## Start Data records

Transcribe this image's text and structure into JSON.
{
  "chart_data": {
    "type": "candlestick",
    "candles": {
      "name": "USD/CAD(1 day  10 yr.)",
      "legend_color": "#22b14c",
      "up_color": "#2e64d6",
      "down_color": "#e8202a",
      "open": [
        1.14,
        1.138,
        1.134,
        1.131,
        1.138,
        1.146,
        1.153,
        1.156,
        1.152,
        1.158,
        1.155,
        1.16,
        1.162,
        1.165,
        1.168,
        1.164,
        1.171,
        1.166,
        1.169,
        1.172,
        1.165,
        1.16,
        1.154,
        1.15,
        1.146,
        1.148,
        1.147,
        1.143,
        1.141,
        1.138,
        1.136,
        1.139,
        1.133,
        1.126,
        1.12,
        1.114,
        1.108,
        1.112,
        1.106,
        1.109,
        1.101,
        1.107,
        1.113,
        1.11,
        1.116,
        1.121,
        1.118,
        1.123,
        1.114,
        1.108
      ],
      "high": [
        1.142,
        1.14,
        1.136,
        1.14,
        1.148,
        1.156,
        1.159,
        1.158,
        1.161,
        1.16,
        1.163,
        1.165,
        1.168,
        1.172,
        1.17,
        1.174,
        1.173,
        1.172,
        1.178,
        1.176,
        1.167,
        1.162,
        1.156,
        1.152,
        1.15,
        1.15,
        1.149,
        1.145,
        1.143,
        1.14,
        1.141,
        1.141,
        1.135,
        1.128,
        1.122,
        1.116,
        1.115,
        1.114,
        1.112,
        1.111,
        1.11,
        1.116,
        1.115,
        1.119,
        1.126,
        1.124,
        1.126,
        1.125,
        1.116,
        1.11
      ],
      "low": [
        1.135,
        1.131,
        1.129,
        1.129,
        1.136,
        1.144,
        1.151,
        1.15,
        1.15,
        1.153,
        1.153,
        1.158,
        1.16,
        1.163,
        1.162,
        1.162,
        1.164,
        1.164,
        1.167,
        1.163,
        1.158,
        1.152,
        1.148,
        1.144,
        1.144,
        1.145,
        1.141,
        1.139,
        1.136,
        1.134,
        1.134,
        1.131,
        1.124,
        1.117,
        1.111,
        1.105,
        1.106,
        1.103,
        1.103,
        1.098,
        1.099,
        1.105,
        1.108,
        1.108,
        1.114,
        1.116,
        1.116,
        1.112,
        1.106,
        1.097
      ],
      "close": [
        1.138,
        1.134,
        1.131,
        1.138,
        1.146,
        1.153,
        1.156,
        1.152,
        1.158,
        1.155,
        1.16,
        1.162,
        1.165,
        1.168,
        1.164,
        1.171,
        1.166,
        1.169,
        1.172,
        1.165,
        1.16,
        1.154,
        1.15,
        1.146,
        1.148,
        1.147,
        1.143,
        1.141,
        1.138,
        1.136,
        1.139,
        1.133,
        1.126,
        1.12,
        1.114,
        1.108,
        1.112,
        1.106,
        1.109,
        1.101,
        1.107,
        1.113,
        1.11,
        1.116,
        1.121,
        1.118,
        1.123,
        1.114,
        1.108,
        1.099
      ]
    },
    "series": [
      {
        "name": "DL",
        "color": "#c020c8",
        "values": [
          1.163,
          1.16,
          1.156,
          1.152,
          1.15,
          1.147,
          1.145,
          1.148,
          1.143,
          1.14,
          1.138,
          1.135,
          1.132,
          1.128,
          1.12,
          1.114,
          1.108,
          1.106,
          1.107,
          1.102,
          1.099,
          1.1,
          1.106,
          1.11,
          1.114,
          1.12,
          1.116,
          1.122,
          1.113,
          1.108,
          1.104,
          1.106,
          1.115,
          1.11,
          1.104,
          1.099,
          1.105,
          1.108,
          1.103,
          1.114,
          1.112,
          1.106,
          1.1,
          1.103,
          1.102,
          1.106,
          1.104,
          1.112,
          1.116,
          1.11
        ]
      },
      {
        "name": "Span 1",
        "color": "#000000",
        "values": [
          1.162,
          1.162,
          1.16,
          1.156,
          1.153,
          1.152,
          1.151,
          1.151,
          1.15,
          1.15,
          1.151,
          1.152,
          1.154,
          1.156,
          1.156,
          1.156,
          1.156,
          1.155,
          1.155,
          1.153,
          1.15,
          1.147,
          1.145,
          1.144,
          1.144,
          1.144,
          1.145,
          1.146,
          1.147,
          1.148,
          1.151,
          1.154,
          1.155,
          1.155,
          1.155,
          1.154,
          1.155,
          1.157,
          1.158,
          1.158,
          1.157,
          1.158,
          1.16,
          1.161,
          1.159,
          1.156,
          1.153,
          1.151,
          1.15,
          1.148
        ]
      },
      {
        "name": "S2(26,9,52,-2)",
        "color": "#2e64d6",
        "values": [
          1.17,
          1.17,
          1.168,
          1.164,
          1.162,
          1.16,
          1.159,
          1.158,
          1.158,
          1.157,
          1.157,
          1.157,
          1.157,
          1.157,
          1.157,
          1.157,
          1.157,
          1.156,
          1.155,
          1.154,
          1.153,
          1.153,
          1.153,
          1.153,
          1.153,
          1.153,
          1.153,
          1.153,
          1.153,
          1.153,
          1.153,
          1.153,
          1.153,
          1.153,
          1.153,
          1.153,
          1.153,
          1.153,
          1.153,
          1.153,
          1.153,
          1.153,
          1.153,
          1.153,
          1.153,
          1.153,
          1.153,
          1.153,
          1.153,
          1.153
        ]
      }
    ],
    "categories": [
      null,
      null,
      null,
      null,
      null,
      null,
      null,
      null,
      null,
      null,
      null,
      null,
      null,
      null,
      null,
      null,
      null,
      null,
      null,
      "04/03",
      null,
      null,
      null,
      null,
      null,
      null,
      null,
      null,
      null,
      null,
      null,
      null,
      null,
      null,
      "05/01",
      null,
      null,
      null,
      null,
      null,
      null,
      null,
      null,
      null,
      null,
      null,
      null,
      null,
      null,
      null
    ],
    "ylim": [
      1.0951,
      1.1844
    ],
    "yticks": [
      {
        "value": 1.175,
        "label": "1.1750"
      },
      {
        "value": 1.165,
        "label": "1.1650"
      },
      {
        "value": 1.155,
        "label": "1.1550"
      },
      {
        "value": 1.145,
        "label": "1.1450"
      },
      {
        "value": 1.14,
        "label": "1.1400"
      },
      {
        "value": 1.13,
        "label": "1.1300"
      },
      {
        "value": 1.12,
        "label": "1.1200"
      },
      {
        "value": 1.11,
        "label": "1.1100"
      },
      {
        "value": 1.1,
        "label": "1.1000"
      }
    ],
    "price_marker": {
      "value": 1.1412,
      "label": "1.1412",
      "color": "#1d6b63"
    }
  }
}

## End Data records

Stated goal: Pull every line holding "name" out of the records.

Expected answer:
      "name": "USD/CAD(1 day  10 yr.)",
        "name": "DL",
        "name": "Span 1",
        "name": "S2(26,9,52,-2)",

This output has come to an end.